* **Description of the task**:
Pick every line with "Republic" from the material below.

* **Working data**:
** BEGIN **
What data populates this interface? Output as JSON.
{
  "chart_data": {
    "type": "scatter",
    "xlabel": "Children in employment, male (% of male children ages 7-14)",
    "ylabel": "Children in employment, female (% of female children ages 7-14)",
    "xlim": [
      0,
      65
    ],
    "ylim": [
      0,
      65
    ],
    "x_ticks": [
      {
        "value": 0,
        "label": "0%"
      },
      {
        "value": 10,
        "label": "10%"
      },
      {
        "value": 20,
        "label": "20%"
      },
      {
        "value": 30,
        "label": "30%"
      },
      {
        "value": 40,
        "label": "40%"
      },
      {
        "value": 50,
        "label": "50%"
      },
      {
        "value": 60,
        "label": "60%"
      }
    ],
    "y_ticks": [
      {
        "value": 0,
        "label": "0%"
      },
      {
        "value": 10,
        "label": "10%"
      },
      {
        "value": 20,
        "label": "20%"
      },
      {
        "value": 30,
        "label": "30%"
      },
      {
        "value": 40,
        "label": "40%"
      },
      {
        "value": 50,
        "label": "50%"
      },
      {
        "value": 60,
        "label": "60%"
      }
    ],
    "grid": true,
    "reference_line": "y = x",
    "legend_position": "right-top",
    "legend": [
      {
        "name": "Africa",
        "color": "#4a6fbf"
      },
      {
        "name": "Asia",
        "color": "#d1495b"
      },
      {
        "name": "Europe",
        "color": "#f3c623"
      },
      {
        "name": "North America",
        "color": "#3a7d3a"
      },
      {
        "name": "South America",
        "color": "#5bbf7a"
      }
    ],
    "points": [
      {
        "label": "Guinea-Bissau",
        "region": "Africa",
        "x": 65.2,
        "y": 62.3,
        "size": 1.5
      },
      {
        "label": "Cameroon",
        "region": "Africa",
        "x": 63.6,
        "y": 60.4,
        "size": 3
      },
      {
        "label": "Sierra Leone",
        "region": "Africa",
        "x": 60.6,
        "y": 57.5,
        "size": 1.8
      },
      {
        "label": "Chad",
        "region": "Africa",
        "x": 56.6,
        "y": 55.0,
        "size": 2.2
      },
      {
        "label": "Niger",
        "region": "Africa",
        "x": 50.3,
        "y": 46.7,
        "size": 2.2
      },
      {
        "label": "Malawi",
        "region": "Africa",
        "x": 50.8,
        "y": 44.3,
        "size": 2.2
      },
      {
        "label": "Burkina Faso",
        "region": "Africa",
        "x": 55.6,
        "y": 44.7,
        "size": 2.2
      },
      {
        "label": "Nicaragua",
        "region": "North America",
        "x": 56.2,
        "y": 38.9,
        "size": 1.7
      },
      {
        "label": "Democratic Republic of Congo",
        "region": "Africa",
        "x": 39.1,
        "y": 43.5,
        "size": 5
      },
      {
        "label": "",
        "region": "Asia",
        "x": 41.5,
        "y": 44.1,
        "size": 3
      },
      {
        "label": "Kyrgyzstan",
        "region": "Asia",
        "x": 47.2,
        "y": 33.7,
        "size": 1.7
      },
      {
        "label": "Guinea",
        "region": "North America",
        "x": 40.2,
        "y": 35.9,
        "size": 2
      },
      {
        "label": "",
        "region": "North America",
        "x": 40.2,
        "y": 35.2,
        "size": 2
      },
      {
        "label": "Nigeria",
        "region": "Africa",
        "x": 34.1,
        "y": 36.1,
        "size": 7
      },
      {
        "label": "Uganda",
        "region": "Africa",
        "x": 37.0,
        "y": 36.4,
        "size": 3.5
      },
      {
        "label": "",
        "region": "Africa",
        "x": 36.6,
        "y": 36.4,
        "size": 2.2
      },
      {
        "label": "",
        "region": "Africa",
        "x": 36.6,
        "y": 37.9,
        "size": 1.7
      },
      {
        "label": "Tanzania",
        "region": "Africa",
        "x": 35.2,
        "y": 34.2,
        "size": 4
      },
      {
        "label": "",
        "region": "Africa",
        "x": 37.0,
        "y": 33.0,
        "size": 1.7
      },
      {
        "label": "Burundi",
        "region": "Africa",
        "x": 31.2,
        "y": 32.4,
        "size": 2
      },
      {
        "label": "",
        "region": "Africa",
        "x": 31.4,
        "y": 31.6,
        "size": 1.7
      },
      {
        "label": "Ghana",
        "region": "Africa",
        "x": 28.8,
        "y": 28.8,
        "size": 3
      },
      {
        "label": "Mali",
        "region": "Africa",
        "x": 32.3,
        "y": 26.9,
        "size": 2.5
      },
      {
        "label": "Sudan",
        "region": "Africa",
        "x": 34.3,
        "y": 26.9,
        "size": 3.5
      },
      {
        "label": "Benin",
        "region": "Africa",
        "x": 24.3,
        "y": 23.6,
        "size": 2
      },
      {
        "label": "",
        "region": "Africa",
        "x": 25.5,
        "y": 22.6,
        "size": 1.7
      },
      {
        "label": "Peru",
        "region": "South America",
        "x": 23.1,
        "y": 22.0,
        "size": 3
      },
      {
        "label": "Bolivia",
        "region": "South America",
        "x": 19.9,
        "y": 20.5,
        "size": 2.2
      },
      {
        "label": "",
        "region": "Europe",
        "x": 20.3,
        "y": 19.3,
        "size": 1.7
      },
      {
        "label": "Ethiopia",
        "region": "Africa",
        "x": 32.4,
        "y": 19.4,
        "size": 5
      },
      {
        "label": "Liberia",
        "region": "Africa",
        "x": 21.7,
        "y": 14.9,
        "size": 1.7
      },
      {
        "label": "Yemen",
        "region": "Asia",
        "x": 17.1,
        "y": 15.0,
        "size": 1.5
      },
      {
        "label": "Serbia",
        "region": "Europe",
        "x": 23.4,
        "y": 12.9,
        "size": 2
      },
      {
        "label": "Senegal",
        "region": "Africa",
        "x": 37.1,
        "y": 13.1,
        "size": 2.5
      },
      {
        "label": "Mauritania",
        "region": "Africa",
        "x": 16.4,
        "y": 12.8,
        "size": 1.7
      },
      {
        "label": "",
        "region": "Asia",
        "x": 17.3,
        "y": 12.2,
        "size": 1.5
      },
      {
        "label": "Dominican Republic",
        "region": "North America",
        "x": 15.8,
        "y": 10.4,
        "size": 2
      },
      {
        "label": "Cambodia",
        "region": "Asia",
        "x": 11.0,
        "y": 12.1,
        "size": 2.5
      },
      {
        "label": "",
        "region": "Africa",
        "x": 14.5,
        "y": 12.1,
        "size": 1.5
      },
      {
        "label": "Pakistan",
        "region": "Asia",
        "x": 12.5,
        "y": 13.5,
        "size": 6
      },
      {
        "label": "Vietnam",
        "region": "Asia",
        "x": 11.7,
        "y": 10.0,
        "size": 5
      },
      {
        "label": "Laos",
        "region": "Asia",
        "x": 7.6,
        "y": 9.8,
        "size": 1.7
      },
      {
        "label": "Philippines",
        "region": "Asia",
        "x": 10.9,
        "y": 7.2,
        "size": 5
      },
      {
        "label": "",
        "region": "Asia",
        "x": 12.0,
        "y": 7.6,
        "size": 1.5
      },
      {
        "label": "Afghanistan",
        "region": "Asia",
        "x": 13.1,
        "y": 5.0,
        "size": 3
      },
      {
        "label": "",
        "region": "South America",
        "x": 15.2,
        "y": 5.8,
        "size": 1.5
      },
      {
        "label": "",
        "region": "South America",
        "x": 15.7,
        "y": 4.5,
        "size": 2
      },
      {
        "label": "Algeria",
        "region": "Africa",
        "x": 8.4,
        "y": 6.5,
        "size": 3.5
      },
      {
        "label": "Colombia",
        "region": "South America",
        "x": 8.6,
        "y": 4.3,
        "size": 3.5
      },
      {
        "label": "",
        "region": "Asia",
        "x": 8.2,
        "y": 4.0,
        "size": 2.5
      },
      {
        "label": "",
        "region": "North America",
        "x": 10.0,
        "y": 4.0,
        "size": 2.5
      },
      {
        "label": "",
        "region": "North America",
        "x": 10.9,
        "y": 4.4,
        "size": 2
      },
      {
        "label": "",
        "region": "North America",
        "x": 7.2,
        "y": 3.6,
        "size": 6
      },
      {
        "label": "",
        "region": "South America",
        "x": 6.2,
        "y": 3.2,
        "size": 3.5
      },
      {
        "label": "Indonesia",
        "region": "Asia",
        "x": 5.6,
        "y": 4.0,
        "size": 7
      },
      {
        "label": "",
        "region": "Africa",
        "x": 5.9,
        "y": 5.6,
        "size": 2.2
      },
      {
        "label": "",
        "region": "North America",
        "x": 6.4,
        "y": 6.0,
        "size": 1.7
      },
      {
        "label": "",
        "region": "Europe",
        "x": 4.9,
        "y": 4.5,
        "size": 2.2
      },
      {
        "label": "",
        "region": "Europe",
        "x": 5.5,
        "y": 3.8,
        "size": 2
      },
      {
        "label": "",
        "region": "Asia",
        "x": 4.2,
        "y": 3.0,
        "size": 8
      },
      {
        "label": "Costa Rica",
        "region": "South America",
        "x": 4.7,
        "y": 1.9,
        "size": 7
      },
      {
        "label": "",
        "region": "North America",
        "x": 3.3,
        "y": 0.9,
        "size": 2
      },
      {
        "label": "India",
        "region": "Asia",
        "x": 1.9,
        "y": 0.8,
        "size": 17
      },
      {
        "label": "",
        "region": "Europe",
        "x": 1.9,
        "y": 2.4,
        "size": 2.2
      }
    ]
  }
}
** END **
* **Task answer**:
        "label": "Democratic Republic of Congo",
        "label": "Dominican Republic",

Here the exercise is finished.